>> Begin
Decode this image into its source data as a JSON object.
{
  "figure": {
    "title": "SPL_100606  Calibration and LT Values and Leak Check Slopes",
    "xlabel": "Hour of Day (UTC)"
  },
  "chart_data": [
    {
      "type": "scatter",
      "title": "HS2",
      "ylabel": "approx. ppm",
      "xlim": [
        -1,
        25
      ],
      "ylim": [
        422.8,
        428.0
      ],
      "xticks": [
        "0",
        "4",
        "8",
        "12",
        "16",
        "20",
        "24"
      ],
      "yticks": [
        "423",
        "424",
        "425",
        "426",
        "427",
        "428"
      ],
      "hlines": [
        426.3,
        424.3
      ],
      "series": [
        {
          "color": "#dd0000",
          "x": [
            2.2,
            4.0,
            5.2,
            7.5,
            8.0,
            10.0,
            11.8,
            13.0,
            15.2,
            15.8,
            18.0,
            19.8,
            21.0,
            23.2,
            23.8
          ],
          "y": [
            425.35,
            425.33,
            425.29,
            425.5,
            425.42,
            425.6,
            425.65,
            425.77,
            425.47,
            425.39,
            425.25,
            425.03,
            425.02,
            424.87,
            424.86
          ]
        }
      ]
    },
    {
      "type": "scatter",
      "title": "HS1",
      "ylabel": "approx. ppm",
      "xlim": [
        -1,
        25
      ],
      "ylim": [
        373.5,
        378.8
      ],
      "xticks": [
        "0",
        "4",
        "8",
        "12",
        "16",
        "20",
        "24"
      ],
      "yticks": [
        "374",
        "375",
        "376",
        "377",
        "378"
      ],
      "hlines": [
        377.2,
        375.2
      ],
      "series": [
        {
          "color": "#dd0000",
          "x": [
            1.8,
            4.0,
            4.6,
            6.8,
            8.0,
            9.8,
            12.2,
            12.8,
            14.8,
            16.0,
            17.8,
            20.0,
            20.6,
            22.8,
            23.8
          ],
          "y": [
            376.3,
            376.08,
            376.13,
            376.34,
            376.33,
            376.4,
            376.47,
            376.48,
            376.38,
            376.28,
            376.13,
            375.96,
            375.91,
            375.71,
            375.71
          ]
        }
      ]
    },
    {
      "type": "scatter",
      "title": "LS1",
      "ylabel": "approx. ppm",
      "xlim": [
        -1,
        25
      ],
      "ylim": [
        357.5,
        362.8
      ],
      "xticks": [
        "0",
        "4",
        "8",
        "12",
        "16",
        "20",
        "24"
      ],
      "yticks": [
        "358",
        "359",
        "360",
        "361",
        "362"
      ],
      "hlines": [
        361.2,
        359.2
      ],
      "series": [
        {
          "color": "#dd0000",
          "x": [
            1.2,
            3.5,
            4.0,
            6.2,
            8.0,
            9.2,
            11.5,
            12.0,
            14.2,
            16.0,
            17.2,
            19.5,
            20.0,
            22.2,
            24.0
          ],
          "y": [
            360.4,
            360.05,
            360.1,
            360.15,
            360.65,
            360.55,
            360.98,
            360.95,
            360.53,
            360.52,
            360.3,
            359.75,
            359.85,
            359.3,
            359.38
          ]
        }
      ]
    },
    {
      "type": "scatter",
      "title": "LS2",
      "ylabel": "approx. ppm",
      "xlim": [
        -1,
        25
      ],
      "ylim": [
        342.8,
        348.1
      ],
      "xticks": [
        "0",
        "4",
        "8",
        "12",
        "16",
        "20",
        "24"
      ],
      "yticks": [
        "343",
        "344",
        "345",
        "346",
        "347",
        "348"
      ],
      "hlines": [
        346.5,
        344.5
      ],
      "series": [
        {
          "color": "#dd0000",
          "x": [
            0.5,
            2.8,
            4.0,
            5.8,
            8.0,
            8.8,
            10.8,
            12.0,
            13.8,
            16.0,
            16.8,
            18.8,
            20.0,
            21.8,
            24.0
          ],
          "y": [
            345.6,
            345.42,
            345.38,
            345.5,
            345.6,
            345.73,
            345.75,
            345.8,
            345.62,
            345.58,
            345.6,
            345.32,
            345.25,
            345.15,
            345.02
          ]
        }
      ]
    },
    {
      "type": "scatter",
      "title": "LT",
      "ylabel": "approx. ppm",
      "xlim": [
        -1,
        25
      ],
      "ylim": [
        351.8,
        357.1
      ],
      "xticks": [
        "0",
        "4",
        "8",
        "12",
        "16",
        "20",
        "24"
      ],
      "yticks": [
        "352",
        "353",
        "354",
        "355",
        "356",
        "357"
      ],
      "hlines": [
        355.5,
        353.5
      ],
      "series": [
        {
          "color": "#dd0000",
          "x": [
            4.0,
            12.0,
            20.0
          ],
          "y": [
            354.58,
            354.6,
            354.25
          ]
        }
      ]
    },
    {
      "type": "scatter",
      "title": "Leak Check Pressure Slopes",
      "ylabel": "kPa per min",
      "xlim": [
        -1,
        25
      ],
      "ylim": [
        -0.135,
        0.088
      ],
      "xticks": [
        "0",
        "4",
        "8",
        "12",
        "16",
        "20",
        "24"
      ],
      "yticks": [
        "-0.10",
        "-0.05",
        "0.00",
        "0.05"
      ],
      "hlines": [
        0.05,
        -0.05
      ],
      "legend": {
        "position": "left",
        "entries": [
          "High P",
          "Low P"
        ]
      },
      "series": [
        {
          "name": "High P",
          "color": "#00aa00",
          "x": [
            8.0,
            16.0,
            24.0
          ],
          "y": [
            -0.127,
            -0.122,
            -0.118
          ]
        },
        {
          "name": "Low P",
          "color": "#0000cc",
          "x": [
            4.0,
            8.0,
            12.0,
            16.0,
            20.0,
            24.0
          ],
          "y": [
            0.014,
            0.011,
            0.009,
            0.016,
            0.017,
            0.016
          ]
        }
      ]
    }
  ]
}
>> End
Each entry above is to be quoted exactly.

Decode this image into its source data as a JSON object.
{
  "figure": {
    "title": "SPL_100606  Calibration and LT Values and Leak Check Slopes",
    "xlabel": "Hour of Day (UTC)"
  },
  "chart_data": [
    {
      "type": "scatter",
      "title": "HS2",
      "ylabel": "approx. ppm",
      "xlim": [
        -1,
        25
      ],
      "ylim": [
        422.8,
        428.0
      ],
      "xticks": [
        "0",
        "4",
        "8",
        "12",
        "16",
        "20",
        "24"
      ],
      "yticks": [
        "423",
        "424",
        "425",
        "426",
        "427",
        "428"
      ],
      "hlines": [
        426.3,
        424.3
      ],
      "series": [
        {
          "color": "#dd0000",
          "x": [
            2.2,
            4.0,
            5.2,
            7.5,
            8.0,
            10.0,
            11.8,
            13.0,
            15.2,
            15.8,
            18.0,
            19.8,
            21.0,
            23.2,
            23.8
          ],
          "y": [
            425.35,
            425.33,
            425.29,
            425.5,
            425.42,
            425.6,
            425.65,
            425.77,
            425.47,
            425.39,
            425.25,
            425.03,
            425.02,
            424.87,
            424.86
          ]
        }
      ]
    },
    {
      "type": "scatter",
      "title": "HS1",
      "ylabel": "approx. ppm",
      "xlim": [
        -1,
        25
      ],
      "ylim": [
        373.5,
        378.8
      ],
      "xticks": [
        "0",
        "4",
        "8",
        "12",
        "16",
        "20",
        "24"
      ],
      "yticks": [
        "374",
        "375",
        "376",
        "377",
        "378"
      ],
      "hlines": [
        377.2,
        375.2
      ],
      "series": [
        {
          "color": "#dd0000",
          "x": [
            1.8,
            4.0,
            4.6,
            6.8,
            8.0,
            9.8,
            12.2,
            12.8,
            14.8,
            16.0,
            17.8,
            20.0,
            20.6,
            22.8,
            23.8
          ],
          "y": [
            376.3,
            376.08,
            376.13,
            376.34,
            376.33,
            376.4,
            376.47,
            376.48,
            376.38,
            376.28,
            376.13,
            375.96,
            375.91,
            375.71,
            375.71
          ]
        }
      ]
    },
    {
      "type": "scatter",
      "title": "LS1",
      "ylabel": "approx. ppm",
      "xlim": [
        -1,
        25
      ],
      "ylim": [
        357.5,
        362.8
      ],
      "xticks": [
        "0",
        "4",
        "8",
        "12",
        "16",
        "20",
        "24"
      ],
      "yticks": [
        "358",
        "359",
        "360",
        "361",
        "362"
      ],
      "hlines": [
        361.2,
        359.2
      ],
      "series": [
        {
          "color": "#dd0000",
          "x": [
            1.2,
            3.5,
            4.0,
            6.2,
            8.0,
            9.2,
            11.5,
            12.0,
            14.2,
            16.0,
            17.2,
            19.5,
            20.0,
            22.2,
            24.0
          ],
          "y": [
            360.4,
            360.05,
            360.1,
            360.15,
            360.65,
            360.55,
            360.98,
            360.95,
            360.53,
            360.52,
            360.3,
            359.75,
            359.85,
            359.3,
            359.38
          ]
        }
      ]
    },
    {
      "type": "scatter",
      "title": "LS2",
      "ylabel": "approx. ppm",
      "xlim": [
        -1,
        25
      ],
      "ylim": [
        342.8,
        348.1
      ],
      "xticks": [
        "0",
        "4",
        "8",
        "12",
        "16",
        "20",
        "24"
      ],
      "yticks": [
        "343",
        "344",
        "345",
        "346",
        "347",
        "348"
      ],
      "hlines": [
        346.5,
        344.5
      ],
      "series": [
        {
          "color": "#dd0000",
          "x": [
            0.5,
            2.8,
            4.0,
            5.8,
            8.0,
            8.8,
            10.8,
            12.0,
            13.8,
            16.0,
            16.8,
            18.8,
            20.0,
            21.8,
            24.0
          ],
          "y": [
            345.6,
            345.42,
            345.38,
            345.5,
            345.6,
            345.73,
            345.75,
            345.8,
            345.62,
            345.58,
            345.6,
            345.32,
            345.25,
            345.15,
            345.02
          ]
        }
      ]
    },
    {
      "type": "scatter",
      "title": "LT",
      "ylabel": "approx. ppm",
      "xlim": [
        -1,
        25
      ],
      "ylim": [
        351.8,
        357.1
      ],
      "xticks": [
        "0",
        "4",
        "8",
        "12",
        "16",
        "20",
        "24"
      ],
      "yticks": [
        "352",
        "353",
        "354",
        "355",
        "356",
        "357"
      ],
      "hlines": [
        355.5,
        353.5
      ],
      "series": [
        {
          "color": "#dd0000",
          "x": [
            4.0,
            12.0,
            20.0
          ],
          "y": [
            354.58,
            354.6,
            354.25
          ]
        }
      ]
    },
    {
      "type": "scatter",
      "title": "Leak Check Pressure Slopes",
      "ylabel": "kPa per min",
      "xlim": [
        -1,
        25
      ],
      "ylim": [
        -0.135,
        0.088
      ],
      "xticks": [
        "0",
        "4",
        "8",
        "12",
        "16",
        "20",
        "24"
      ],
      "yticks": [
        "-0.10",
        "-0.05",
        "0.00",
        "0.05"
      ],
      "hlines": [
        0.05,
        -0.05
      ],
      "legend": {
        "position": "left",
        "entries": [
          "High P",
          "Low P"
        ]
      },
      "series": [
        {
          "name": "High P",
          "color": "#00aa00",
          "x": [
            8.0,
            16.0,
            24.0
          ],
          "y": [
            -0.127,
            -0.122,
            -0.118
          ]
        },
        {
          "name": "Low P",
          "color": "#0000cc",
          "x": [
            4.0,
            8.0,
            12.0,
            16.0,
            20.0,
            24.0
          ],
          "y": [
            0.014,
            0.011,
            0.009,
            0.016,
            0.017,
            0.016
          ]
        }
      ]
    }
  ]
}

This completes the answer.